• SELECTED TEXT:
»»

BTW, one thing I forgot to add: with infoStream, it's very difficult to
extend the level of output if one wants, for example, to add logging
messages to the search part (or other parts). The reason is one would need
to permeate infoStream down too many classes. Instead, with Java logging,
each class is responsible for its own logging (by obtaining a Logger
instance given the class name). You can later turn on/off logging per
package/class.

Perhaps instead of introducing Java logging then (if you're too against it),
we could introdue a static InfoStream class, with a static message() and
isVerbose() methods. That way, all classes who wish to log any message can
use it and it will be easier to add messages in the future from other
classes.
Even though it won't allow controlling which classes/packages will output to
the log file, it will give easier extension to Lucene logging. Would that
make more sense?

I still would prefer to see Java logging embedded, but if that's
unacceptable by the community, then having the above solution is better than
what we have today.

On Fri, Dec 5, 2008 at 9:38 PM, Shai Erera <[EMAIL PROTECTED]> wrote:

> Have you ever tried to debug your search application after it was shipped
> to a customer? When problems occur on the customer end, you cannot very
> easily reproduce problems because customers don't like to give you access to
> their systems, not always they are willing to share the index with you and
> let alone the documents that have been indexed.
>
> Logging is very common in products just for that purpose. Of course I can
> use debugging when something happens in my development environment. But
> that's not the case after the product has shipped.
>
> As for the logging framework, I'd think that Java logging creates no
> dependencies for Lucene. java.util.logging exists at least since 1.4. So
> it's already in the JDK. You might argue that some applications who embed a
> search component over Lucene use a different logging system (such as Log4j),
> but in that case I think it'd be fair to say that Java logging is what
> Lucene uses.
>
> You already do it today - you say that you use infoStream which prints
> messages. Only the solution in Lucene today cannot be customized. I either
> turn on *logging* for the entire Lucene package (or actually just the
> indexing part) or not. I cannot, for example, turn on *logging* just for the
> merge part.
>
> The debugging on the customer side is mostly what I'm after. My experience
> with another search library (proprietary) with exactly the same *logging*
> capabilities like Lucene (you either turn on/off logging for everything),
> although it contained messages from other parts of the search library as
> well, show that it's extremely difficult to debug what's going on during
> search on the customer side. Sometimes, all the application can log is that
> it adds a document with some attributes, but if you really want to
> understand what's going on inside Lucene, it's impossible. One useful
> information might be what are the actual tokens that were added to the
> index. There's no way the application can tell you that, w/o running the
> Analyzer on the text. But then it needs to write code, which I think could
> have been written in Lucene.

««

Element location listings:
»»

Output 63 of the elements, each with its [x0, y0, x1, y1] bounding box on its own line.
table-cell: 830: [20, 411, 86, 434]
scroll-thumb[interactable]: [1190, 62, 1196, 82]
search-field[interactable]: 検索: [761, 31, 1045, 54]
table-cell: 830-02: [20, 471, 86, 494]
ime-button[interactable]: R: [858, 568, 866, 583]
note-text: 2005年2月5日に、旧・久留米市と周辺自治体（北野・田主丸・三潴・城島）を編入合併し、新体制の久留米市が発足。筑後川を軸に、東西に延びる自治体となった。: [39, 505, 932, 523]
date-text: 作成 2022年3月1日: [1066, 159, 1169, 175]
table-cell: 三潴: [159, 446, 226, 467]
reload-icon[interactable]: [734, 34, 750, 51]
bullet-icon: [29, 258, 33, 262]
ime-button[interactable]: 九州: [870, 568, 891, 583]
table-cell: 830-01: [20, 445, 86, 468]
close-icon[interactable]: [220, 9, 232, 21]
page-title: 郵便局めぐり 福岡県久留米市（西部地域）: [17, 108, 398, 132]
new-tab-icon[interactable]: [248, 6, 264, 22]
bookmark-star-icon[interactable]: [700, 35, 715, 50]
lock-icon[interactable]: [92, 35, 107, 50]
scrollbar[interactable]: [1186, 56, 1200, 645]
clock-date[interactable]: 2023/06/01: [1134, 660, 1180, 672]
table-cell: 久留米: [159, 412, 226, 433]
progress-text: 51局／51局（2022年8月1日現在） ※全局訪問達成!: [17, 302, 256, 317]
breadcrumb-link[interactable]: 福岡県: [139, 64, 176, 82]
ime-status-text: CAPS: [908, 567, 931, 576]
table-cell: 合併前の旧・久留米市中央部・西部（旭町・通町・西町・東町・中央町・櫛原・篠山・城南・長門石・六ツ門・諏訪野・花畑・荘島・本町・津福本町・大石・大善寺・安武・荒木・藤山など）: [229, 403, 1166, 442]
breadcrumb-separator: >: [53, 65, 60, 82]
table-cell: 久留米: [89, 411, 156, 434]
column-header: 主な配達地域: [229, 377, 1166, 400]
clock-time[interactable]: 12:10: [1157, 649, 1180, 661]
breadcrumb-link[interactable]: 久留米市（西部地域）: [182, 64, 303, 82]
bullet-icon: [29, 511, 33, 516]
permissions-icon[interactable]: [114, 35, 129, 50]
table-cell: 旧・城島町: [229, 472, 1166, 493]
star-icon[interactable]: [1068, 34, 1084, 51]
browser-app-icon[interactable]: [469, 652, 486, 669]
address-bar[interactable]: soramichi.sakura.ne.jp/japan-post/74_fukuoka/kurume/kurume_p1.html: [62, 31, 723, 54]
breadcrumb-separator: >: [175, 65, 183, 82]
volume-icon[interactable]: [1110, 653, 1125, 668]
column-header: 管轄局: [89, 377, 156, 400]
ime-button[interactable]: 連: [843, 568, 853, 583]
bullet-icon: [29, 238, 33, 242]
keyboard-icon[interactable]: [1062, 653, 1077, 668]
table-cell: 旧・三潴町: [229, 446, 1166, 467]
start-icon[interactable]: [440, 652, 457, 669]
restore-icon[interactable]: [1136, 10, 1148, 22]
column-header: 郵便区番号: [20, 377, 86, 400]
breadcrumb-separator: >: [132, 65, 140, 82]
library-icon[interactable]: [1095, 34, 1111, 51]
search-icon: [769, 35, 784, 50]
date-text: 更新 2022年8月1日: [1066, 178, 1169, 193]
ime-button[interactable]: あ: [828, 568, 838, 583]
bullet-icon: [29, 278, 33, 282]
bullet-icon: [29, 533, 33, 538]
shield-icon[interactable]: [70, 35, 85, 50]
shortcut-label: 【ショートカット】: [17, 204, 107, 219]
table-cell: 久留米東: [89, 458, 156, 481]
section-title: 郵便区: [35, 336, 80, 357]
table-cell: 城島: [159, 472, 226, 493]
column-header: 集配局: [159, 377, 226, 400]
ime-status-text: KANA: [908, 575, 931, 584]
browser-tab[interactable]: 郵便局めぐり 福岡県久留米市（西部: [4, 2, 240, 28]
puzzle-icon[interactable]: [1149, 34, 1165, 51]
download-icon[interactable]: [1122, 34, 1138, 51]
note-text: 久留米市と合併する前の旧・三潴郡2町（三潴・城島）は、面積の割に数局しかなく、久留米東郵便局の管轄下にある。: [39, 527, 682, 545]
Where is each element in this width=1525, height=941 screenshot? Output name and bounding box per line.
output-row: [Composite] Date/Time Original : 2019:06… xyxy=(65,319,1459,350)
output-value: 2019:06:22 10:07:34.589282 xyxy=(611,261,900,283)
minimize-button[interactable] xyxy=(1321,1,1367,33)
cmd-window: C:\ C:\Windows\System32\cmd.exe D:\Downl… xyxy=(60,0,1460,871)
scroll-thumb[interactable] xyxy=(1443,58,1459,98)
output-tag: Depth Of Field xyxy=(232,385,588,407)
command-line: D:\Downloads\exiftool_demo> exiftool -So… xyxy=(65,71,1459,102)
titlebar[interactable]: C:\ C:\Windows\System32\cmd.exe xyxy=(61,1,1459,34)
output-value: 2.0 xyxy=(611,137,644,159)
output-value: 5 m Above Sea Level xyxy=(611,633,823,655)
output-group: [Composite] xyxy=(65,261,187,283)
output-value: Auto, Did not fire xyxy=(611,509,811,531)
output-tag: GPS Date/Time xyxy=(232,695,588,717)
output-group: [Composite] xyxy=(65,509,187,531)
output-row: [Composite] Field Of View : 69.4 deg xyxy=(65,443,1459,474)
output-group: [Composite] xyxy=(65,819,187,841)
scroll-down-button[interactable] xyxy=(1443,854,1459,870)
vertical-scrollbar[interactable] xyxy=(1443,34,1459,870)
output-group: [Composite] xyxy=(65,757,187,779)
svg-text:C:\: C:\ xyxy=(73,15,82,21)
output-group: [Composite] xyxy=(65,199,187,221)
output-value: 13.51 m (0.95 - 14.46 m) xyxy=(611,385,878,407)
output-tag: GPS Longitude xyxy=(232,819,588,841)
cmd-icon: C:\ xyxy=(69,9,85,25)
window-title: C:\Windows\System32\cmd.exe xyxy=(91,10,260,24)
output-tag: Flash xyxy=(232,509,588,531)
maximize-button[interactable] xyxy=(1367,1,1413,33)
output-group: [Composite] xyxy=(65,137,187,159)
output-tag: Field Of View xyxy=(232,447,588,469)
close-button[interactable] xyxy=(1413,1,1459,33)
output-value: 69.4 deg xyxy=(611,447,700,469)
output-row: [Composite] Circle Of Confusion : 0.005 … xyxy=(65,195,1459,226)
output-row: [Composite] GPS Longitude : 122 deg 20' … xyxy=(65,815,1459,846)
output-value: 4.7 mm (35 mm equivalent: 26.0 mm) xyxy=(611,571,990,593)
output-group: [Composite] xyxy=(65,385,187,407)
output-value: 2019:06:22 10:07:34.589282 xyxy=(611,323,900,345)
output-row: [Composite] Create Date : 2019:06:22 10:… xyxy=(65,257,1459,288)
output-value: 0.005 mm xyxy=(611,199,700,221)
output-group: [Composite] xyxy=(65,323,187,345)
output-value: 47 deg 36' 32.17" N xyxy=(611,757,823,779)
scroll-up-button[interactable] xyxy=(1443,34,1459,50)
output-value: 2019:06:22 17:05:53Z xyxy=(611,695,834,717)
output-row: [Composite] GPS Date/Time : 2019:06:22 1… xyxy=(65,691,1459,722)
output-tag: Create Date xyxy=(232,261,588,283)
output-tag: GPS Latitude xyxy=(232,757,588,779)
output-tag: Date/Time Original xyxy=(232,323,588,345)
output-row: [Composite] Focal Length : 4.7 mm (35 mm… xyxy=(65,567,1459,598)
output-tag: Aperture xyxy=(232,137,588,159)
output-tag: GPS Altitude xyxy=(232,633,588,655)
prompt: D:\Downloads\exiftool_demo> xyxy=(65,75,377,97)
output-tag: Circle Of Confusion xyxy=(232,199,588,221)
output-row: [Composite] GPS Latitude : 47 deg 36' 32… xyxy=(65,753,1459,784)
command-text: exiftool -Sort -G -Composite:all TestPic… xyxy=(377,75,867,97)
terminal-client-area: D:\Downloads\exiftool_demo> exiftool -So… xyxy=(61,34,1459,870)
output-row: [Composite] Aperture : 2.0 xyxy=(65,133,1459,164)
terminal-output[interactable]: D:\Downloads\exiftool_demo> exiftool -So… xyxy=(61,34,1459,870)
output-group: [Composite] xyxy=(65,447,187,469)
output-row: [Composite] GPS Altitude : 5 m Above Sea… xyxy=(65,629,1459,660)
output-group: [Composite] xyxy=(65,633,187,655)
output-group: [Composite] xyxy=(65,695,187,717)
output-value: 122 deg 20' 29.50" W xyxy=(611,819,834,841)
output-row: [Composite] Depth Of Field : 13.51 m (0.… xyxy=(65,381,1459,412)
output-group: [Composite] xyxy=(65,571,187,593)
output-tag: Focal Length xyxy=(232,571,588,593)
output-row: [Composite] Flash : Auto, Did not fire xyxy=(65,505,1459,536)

««

• TASK DESCRIPTION:
Extend the Lucene logging thread above, picking up right after its last sentence.

• RESPONSE:
> Another useful information is what is the query that's actually being run.
> I guess that printing the QueryParser Query output object might be enough,
> but you never know.
> Maybe you'd like to know what indexes participated in the search, in case
> of a distributed indexing scenario.
>
> And the list can only grow ...
>
> Like I said in my first email - logging is an approach the community has to
> make, w/o neccessarily going over all the existing code and add messages.
> Those can be added over time, by many people who'd like to get detailed
> information from Lucene.
>
> I hope my intentions are clearer now.
>
>
> On Fri, Dec 5, 2008 at 9:06 PM, Michael McCandless <
> [EMAIL PROTECTED]> wrote:
>
>>
>> I also feel that the primary usage of the internal messaging in Lucene
>> today is debugging, and we don't need a logging framework for that.
>>
>> Mike
>>
>>
>> Doug Cutting wrote:
>>
>>  The infoStream stuff goes back to 1997, before there was log4j or any
>>> other Java logging framework.
>>>
>>> There's never been a big push to add logging to Lucene.  It would add a
>>> dependency, and Lucene's jar has always been standalone, which is nice.
>>>  Dependencies can conflict.  If Lucene requires one version of a dependency,
>>> then it may not work well with code that require a different version of that
>>> dependency.
>>>
>>> And it hasn't been clear which framework to adopt.  Log4j is the
>>> granddaddy, then there's Java logging and commons logging.  Today the
>>> preferred framework is probably SLF4J.  Good thing we didn't choose the
>>> wrong one years ago!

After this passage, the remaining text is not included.